Directions for this task:
Identify each line below that contains the word "mean", and copy it out.

***** Entries shown

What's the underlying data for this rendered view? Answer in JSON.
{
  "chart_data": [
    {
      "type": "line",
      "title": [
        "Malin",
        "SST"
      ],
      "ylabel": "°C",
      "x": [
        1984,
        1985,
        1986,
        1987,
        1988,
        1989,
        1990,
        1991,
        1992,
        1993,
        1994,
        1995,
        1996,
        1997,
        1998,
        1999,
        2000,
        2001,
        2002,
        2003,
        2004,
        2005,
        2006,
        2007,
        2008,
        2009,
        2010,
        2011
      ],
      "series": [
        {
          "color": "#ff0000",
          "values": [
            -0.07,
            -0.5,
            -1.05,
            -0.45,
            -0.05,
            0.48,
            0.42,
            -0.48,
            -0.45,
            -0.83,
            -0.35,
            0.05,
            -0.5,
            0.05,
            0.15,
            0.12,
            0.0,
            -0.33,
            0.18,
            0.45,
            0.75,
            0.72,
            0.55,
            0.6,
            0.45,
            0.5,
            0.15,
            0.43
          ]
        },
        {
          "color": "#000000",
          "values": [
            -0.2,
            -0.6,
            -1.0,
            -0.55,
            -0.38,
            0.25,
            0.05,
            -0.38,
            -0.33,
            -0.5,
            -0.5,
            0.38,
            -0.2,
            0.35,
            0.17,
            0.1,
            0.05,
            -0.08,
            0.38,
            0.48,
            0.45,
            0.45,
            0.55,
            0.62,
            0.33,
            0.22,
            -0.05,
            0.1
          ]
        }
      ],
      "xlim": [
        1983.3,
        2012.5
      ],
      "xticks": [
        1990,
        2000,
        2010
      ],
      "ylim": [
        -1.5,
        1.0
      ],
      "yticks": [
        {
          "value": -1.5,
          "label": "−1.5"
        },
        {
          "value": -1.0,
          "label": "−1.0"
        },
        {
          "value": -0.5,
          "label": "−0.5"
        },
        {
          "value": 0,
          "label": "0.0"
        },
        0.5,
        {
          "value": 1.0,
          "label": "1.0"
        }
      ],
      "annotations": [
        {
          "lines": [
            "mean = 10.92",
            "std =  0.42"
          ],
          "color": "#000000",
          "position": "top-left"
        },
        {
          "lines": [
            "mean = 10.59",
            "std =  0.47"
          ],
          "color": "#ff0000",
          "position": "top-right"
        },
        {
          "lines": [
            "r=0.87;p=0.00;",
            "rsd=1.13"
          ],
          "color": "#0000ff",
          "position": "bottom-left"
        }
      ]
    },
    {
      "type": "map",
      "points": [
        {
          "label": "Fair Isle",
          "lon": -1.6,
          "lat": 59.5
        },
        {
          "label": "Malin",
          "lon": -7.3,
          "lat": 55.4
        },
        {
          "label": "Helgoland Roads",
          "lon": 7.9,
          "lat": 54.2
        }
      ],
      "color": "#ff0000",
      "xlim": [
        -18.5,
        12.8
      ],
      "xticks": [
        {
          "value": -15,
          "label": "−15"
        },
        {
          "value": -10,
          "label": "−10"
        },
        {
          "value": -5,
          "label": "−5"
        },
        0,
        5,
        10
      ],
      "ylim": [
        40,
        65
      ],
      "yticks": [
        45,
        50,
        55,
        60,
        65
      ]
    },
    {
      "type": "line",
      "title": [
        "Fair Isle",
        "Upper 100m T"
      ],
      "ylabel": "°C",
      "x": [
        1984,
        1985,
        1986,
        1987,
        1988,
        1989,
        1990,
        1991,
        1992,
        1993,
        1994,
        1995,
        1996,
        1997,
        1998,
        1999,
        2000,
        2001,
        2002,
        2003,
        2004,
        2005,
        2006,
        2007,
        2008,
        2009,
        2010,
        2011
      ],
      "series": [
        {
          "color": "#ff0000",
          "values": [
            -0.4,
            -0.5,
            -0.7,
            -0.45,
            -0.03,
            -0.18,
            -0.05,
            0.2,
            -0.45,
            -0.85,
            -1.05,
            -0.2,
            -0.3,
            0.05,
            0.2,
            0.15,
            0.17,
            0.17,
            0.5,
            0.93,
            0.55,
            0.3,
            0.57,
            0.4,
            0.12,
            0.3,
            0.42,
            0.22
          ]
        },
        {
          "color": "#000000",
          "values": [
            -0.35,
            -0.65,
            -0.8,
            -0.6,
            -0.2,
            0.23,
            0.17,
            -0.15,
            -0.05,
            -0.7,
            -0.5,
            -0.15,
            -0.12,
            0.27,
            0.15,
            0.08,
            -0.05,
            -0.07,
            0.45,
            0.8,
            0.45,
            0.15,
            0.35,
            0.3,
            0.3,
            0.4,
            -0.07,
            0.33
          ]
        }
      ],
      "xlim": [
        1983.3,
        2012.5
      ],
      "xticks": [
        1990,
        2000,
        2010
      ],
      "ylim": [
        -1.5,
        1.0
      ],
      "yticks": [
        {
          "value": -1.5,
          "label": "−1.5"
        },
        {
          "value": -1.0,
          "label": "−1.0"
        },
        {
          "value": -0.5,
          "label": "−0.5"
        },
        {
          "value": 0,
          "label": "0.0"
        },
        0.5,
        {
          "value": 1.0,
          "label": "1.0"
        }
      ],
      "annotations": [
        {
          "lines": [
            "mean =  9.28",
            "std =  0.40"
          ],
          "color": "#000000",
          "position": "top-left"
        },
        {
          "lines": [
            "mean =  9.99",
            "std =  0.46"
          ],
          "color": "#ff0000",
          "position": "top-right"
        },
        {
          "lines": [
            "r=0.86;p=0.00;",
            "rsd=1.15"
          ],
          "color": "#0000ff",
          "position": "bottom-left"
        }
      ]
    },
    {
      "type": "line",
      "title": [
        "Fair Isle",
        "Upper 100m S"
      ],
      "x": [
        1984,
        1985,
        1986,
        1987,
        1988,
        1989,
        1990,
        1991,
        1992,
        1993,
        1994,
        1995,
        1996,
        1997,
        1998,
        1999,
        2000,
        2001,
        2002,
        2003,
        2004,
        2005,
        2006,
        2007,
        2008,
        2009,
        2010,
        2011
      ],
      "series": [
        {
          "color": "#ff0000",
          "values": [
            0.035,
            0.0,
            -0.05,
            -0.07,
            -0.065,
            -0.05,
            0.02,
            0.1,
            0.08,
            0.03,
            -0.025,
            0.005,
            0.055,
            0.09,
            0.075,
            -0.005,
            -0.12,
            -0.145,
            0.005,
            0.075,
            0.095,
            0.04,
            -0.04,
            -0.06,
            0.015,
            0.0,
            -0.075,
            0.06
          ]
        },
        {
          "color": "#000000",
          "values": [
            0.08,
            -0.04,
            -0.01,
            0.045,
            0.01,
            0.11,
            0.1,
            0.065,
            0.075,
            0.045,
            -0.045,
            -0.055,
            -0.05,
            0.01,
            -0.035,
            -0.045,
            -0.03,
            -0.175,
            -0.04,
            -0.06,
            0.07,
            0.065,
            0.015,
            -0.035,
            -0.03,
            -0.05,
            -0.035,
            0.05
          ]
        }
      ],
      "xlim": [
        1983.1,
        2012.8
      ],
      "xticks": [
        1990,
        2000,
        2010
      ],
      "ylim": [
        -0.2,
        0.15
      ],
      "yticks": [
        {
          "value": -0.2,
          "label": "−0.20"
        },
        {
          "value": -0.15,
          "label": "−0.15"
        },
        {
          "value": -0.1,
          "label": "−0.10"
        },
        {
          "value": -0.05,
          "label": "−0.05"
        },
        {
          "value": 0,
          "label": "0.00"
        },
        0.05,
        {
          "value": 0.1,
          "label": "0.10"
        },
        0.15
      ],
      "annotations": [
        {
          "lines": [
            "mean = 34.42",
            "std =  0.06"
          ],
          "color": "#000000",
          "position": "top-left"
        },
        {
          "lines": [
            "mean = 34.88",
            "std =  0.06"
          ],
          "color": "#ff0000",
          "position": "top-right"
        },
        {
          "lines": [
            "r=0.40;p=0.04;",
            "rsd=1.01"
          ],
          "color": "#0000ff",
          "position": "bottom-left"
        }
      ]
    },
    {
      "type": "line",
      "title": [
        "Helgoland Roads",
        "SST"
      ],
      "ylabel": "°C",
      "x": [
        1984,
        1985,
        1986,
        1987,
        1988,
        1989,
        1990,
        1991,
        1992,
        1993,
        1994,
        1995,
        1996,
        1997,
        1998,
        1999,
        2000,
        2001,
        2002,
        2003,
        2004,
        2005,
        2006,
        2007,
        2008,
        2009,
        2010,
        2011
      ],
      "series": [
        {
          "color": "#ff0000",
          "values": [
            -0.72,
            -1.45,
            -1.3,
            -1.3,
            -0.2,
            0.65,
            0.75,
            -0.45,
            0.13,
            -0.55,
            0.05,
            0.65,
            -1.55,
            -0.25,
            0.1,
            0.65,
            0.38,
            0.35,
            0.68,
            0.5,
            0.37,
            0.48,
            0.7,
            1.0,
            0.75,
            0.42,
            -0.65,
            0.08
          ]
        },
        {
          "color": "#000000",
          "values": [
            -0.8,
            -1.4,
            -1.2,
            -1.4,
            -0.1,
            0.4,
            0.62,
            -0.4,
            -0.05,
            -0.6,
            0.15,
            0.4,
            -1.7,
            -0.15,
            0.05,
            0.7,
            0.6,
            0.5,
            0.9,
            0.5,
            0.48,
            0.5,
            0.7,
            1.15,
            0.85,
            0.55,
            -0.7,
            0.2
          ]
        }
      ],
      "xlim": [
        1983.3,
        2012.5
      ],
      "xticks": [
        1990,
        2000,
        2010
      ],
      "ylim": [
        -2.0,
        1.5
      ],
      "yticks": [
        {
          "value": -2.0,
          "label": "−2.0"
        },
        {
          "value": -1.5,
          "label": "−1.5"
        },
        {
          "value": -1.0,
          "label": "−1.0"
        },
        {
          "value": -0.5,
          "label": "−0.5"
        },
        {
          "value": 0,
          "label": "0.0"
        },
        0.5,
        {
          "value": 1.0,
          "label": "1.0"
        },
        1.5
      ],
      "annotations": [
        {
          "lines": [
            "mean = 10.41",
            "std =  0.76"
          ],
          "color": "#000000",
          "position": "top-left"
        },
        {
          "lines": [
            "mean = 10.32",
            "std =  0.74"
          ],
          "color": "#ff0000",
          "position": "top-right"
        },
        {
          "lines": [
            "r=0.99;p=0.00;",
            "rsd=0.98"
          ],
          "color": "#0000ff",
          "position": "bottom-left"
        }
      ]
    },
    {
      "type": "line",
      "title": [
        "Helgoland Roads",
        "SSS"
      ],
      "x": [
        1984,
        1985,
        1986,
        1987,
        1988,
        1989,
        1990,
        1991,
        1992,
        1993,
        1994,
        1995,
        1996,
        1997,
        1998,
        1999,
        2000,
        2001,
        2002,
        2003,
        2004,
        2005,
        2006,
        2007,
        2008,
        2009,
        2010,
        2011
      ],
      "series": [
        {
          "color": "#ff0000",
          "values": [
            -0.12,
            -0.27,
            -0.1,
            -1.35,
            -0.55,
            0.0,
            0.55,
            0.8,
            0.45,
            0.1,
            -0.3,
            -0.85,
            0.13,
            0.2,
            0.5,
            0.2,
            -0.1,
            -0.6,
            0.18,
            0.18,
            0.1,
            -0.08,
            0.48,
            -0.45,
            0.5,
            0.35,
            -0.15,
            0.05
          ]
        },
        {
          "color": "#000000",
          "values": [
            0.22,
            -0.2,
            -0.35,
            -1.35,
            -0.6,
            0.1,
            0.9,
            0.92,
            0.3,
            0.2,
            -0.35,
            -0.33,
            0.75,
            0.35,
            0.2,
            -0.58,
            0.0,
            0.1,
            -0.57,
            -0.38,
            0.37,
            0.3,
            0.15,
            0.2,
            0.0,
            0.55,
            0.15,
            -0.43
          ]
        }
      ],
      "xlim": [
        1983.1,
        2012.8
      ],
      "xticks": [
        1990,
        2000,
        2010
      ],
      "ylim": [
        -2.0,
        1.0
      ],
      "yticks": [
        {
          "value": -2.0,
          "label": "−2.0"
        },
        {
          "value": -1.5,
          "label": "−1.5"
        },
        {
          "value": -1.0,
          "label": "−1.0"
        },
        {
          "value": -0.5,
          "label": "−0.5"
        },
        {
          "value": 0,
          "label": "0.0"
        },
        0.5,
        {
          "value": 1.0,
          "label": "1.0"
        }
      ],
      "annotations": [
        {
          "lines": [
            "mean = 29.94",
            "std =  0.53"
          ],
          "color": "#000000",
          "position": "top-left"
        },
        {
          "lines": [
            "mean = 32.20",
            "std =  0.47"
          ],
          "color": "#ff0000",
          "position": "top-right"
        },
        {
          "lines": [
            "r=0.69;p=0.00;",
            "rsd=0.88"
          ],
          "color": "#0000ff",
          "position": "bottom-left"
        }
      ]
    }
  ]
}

**********

Answer for the task:
            "mean = 10.92",
            "mean = 10.59",
            "mean =  9.28",
            "mean =  9.99",
            "mean = 34.42",
            "mean = 34.88",
            "mean = 10.41",
            "mean = 10.32",
            "mean = 29.94",
            "mean = 32.20",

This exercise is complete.